**Extrait du texte:**
Professeur Amadou Thierno Gaye, physicien et ancien directeur général de la recherche et de l’innovation du Sénégal, est l’initiateur du programme spatial sénégalais qui a abouti au projet satellitaire SenSAT. Dans cet entretien qu’il nous a accordé, nous revenons sur son parcours scientifique, ses responsabilités institutionnelles et sur les origines du programme spatial sénégalais.

 

Mame-Penda Ba 

Professeur Gaye, merci d’avoir accepté d’être interviewé pour ce dossier thématique « Publier la recherche africaine » de la revue Global Africa. Nous pourrions commencer par évoquer votre parcours scientifique. Votre domaine d’expertise englobe la physique de l’atmosphère, les sciences du climat, les changements climatiques, les évaluations d’impacts du climat, la qualité de l’air, l’hydrologie, l’observation de la Terre, entre autres. Pourriez-vous revenir sur votre parcours en tant que physicien et nous expliquer pourquoi les questions sur lesquelles vous travaillez sont aussi importantes, y compris pour un lectorat de sciences sociales ?

Amadou Thierno Gaye

Je suis physicien. J’ai été formé à faire de la physique, à utiliser les mathématiques pour traiter et résoudre des problèmes de physique. j’ai pourtant rapidement emprunté un autre chemin en poursuivant un diplôme d'études approfondies (DEA) en sciences de l’ingénieur (ce qui correspond à un master aujourd’hui), ce qui a élargi mes perspectives en appliquant les équations de la physique et les outils mathématiques pour résoudre des problèmes concrets dans différents domaines comme la mécanique des fluides, l’énergie, la thermodynamique, l’environnement, etc.
Dans le cadre de mon doctorat, je me suis orienté vers la recherche en sciences physiques du climat. J’ai cherché à comprendre ce qui se passe au niveau du climat de notre planète, en particulier le climat ouest-africain, avec un focus initial sur l’atmosphère. Mais rapidement, j’ai réalisé la complexité de ces questions, ce qui m’a poussé à élargir mon champ d’études à différentes composantes du système climatique telles que la biosphère, en regardant toujours l’interaction de l’atmosphère avec celle-ci, l’océan, mais aussi l’eau de surface et différentes échelles de temps.
Plus récemment, je me suis intéressé à l’impact du climat sur divers secteurs de développement, tels que l’agriculture, les ressources en eau, la santé, mais aussi les établissements humains. Ce cheminement a été à la fois scientifique et philosophique. Au départ, comme beaucoup d’étudiants, je me suis lancé dans la physique du climat principalement pour des objectifs de carrière, mais avec le temps, j’ai compris l’importance de mon travail dans la vie de tous les jours. En tant que Sénégalais né au Sahel et ayant grandi un peu partout au Sénégal, j’ai personnellement été témoin des réalités climatiques de la région. Durant mon adolescence, je vivais en ville, mais je passais régulièrement du temps à la campagne. Ma génération a vécu de près les bouleversements climatiques, notamment la forte variabilité des précipitations au Sahel, marquée par une très longue sécheresse. À l’époque, nous n’avions pas conscience de sa durée, nous la vivions simplement au quotidien, en constatant la détérioration progressive des récoltes et l’impact croissant sur la vie des gens. La longue sécheresse a appauvri nos parents des villages. Trente ans de sécheresse, sans comprendre les causes de ces bouleversements et sans réponses adéquates sur les plans économiques ou sociaux ont durement affecté nos pays. Cela a largement contribué à la pauvreté de nos régions et des populations.

**Documents fournis:**
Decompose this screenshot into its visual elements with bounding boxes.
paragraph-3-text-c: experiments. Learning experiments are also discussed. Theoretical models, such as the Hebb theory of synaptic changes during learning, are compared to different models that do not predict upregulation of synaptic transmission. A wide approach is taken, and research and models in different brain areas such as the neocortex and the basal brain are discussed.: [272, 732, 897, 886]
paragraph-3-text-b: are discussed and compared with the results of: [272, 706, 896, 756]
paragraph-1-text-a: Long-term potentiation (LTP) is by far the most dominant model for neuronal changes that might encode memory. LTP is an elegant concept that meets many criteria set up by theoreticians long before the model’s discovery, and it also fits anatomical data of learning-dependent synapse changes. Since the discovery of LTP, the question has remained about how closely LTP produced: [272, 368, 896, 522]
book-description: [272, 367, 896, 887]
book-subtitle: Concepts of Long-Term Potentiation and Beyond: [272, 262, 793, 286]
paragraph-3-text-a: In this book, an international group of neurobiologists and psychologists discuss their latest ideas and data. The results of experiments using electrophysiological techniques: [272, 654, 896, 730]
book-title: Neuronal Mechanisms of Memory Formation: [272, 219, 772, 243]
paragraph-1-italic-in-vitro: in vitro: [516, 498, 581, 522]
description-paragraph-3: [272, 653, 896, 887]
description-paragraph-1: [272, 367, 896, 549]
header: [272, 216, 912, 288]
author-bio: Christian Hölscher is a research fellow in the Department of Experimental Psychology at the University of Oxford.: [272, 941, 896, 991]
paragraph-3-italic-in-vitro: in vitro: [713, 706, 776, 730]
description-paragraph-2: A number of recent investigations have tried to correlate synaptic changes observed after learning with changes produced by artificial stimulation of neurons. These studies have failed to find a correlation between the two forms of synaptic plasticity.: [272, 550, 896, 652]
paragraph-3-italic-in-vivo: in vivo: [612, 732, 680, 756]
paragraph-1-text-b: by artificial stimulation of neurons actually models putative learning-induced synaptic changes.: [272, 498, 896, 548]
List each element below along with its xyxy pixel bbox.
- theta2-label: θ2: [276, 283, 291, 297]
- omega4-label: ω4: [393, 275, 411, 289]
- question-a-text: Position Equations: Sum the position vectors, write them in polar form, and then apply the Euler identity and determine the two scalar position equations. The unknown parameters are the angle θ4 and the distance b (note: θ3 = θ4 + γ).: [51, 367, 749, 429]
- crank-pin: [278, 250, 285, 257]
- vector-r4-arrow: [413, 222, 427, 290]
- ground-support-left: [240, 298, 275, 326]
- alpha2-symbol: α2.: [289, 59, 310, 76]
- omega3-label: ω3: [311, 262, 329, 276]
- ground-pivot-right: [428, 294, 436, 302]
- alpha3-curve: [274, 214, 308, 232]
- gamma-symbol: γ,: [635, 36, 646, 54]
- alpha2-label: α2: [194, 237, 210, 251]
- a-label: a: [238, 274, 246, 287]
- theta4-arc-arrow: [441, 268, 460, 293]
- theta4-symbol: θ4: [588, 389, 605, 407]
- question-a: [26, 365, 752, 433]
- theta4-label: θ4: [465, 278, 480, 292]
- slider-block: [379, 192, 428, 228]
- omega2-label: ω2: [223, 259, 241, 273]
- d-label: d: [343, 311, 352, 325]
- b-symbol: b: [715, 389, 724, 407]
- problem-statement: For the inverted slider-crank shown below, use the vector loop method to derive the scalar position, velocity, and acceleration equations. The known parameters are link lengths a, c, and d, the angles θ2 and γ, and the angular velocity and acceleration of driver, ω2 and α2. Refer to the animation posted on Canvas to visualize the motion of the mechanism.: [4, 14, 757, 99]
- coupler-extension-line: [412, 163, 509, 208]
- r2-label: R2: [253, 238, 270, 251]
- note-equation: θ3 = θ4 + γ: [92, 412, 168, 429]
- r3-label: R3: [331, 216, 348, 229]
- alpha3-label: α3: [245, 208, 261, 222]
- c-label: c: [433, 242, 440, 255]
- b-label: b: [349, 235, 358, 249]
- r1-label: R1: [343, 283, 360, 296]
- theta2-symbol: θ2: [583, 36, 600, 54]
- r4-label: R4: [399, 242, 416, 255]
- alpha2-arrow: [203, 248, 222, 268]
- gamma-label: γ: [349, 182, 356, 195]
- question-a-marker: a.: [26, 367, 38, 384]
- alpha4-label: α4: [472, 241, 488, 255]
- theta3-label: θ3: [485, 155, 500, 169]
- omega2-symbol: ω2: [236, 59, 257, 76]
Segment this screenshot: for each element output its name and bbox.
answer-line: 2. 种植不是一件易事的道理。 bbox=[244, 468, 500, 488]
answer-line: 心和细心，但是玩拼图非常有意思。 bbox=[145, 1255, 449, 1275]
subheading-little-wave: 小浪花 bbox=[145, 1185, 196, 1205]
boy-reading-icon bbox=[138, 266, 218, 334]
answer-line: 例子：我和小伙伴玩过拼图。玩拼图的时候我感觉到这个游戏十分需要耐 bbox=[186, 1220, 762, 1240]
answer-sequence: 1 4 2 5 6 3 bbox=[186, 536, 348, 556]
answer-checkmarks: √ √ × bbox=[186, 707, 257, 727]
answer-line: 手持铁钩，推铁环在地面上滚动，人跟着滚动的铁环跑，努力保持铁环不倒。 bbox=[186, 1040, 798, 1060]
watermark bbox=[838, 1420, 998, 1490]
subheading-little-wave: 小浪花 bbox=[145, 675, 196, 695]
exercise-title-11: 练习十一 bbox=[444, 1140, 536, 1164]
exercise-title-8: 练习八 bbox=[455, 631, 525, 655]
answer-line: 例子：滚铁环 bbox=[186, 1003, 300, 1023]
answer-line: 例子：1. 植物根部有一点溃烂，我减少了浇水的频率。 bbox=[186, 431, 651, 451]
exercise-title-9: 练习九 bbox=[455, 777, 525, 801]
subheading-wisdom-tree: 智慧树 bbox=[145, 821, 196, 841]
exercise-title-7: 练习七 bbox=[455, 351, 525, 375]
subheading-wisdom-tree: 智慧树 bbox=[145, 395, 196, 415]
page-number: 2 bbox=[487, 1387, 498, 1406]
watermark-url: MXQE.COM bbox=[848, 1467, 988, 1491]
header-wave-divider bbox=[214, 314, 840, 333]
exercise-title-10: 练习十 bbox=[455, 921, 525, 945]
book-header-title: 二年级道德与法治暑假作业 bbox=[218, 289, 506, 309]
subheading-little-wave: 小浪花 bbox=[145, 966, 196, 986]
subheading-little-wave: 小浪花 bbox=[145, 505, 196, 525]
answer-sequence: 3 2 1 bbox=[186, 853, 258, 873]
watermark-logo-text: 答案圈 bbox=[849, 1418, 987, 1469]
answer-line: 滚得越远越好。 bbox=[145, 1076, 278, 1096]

**Travail demandé:**
1. Reformulez sous forme de liste le paragraphe de l'entretien qui commence par « Dans le cadre de mon doctorat » en conservant ses faits essentiels.
2. D'après l'entretien, quel diplôme Amadou Thierno Gaye a-t-il poursuivi après sa formation de physicien ?
3. Poursuivez l'entretien sur le parcours d'Amadou Thierno Gaye à partir de sa dernière phrase.

**Résultats par consigne:**
1.
- Pendant son doctorat, il s'oriente vers la recherche en sciences physiques du climat.
- Il étudie le climat de la planète, en particulier celui de l'Afrique de l'Ouest, d'abord en se concentrant sur l'atmosphère.
- Face à la complexité de ces questions, il élargit ses travaux à d'autres composantes du système climatique : la biosphère et son interaction avec l'atmosphère, l'océan, l'eau de surface, ainsi que différentes échelles de temps.

2. Un diplôme d'études approfondies (DEA) en sciences de l'ingénieur.

3.
Lorsque j’ai compris l’ampleur de ces enjeux, ma passion pour ce domaine s’est renforcée. J’ai eu la chance d’intégrer le laboratoire de Physique de l’Atmosphère et de l’Océan (LPAO-SF), un centre de recherche fondé par Siméon Fongang, un éminent professeur d’origine camerounaise, dont le laboratoire porte d’ailleurs le nom, mais qui a malheureusement disparu trop tôt en 2000, à l’âge de 60 ans. Assez jeune, j’ai dû reprendre ce laboratoire et construire ce que j’appelle presque une « école du climat en Afrique », avec ses spécificités en comparaison des grands laboratoires de climat des grandes universités du Nord. Je n’ai plus jamais vraiment quitté ce laboratoire, hormis pour quelques excursions administratives, notamment au ministère, tout en restant actif dans la recherche. J’ai pris la succession de professeur Fongang, avec une double mission : pérenniser ce laboratoire qui formait des étudiants de toute la sous-région, et accélérer son développement pour répondre aux besoins de formation des jeunes scientifiques africains dans les domaines de l’atmosphère, du climat, et de l’océanographie. Notre objectif a toujours été de mener des recherches et de produire des travaux de rang international, publiés dans les mêmes revues internationales lues par les chercheurs du monde entier.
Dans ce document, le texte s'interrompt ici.